_EXERCISE INSTRUCTIONS_:
Reproduce the records below exactly as given.

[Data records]
----

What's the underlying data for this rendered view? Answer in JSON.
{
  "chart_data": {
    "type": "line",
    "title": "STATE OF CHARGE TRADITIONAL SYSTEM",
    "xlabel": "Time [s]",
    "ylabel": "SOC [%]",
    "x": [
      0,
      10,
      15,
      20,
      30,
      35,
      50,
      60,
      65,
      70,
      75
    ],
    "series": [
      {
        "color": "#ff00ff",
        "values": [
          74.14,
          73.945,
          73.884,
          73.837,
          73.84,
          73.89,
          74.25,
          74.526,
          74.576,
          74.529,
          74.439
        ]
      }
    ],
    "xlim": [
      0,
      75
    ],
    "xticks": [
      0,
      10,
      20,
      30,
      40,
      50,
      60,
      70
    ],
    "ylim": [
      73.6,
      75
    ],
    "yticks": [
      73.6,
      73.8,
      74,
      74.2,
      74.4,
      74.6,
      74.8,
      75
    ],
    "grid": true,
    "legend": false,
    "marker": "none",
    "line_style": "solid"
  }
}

----

_FULL ANSWER_:
What's the underlying data for this rendered view? Answer in JSON.
{
  "chart_data": {
    "type": "line",
    "title": "STATE OF CHARGE TRADITIONAL SYSTEM",
    "xlabel": "Time [s]",
    "ylabel": "SOC [%]",
    "x": [
      0,
      10,
      15,
      20,
      30,
      35,
      50,
      60,
      65,
      70,
      75
    ],
    "series": [
      {
        "color": "#ff00ff",
        "values": [
          74.14,
          73.945,
          73.884,
          73.837,
          73.84,
          73.89,
          74.25,
          74.526,
          74.576,
          74.529,
          74.439
        ]
      }
    ],
    "xlim": [
      0,
      75
    ],
    "xticks": [
      0,
      10,
      20,
      30,
      40,
      50,
      60,
      70
    ],
    "ylim": [
      73.6,
      75
    ],
    "yticks": [
      73.6,
      73.8,
      74,
      74.2,
      74.4,
      74.6,
      74.8,
      75
    ],
    "grid": true,
    "legend": false,
    "marker": "none",
    "line_style": "solid"
  }
}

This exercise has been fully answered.